> SET EXERCISE
Transcribe all of the data exactly. Omit the pictures.

> DATASET EXTRACT
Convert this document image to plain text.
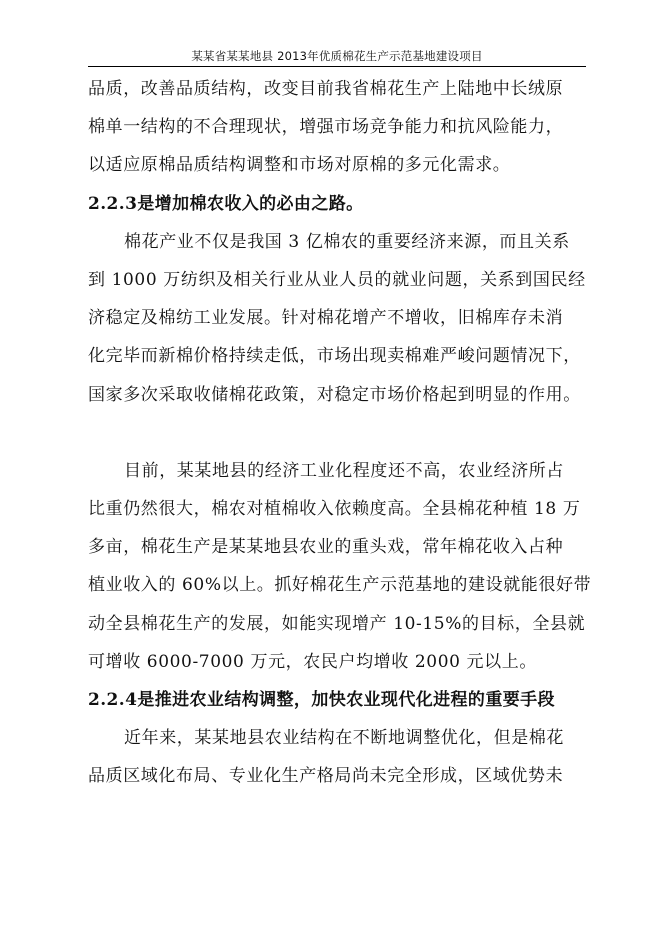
某某省某某地县 2013年优质棉花生产示范基地建设项目
品质，改善品质结构，改变目前我省棉花生产上陆地中长绒原
棉单一结构的不合理现状，增强市场竞争能力和抗风险能力，
以适应原棉品质结构调整和市场对原棉的多元化需求。
2.2.3是增加棉农收入的必由之路。
棉花产业不仅是我国 3 亿棉农的重要经济来源，而且关系
到 1000 万纺织及相关行业从业人员的就业问题，关系到国民经
济稳定及棉纺工业发展。针对棉花增产不增收，旧棉库存未消
化完毕而新棉价格持续走低，市场出现卖棉难严峻问题情况下，
国家多次采取收储棉花政策，对稳定市场价格起到明显的作用。
目前，某某地县的经济工业化程度还不高，农业经济所占
比重仍然很大，棉农对植棉收入依赖度高。全县棉花种植 18 万
多亩，棉花生产是某某地县农业的重头戏，常年棉花收入占种
植业收入的 60%以上。抓好棉花生产示范基地的建设就能很好带
动全县棉花生产的发展，如能实现增产 10-15%的目标，全县就
可增收 6000-7000 万元，农民户均增收 2000 元以上。
2.2.4是推进农业结构调整，加快农业现代化进程的重要手段
近年来，某某地县农业结构在不断地调整优化，但是棉花
品质区域化布局、专业化生产格局尚未完全形成，区域优势未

> FINISHED ANSWER
Convert this document image to plain text.
某某省某某地县 2013年优质棉花生产示范基地建设项目
品质，改善品质结构，改变目前我省棉花生产上陆地中长绒原
棉单一结构的不合理现状，增强市场竞争能力和抗风险能力，
以适应原棉品质结构调整和市场对原棉的多元化需求。
2.2.3是增加棉农收入的必由之路。
棉花产业不仅是我国 3 亿棉农的重要经济来源，而且关系
到 1000 万纺织及相关行业从业人员的就业问题，关系到国民经
济稳定及棉纺工业发展。针对棉花增产不增收，旧棉库存未消
化完毕而新棉价格持续走低，市场出现卖棉难严峻问题情况下，
国家多次采取收储棉花政策，对稳定市场价格起到明显的作用。
目前，某某地县的经济工业化程度还不高，农业经济所占
比重仍然很大，棉农对植棉收入依赖度高。全县棉花种植 18 万
多亩，棉花生产是某某地县农业的重头戏，常年棉花收入占种
植业收入的 60%以上。抓好棉花生产示范基地的建设就能很好带
动全县棉花生产的发展，如能实现增产 10-15%的目标，全县就
可增收 6000-7000 万元，农民户均增收 2000 元以上。
2.2.4是推进农业结构调整，加快农业现代化进程的重要手段
近年来，某某地县农业结构在不断地调整优化，但是棉花
品质区域化布局、专业化生产格局尚未完全形成，区域优势未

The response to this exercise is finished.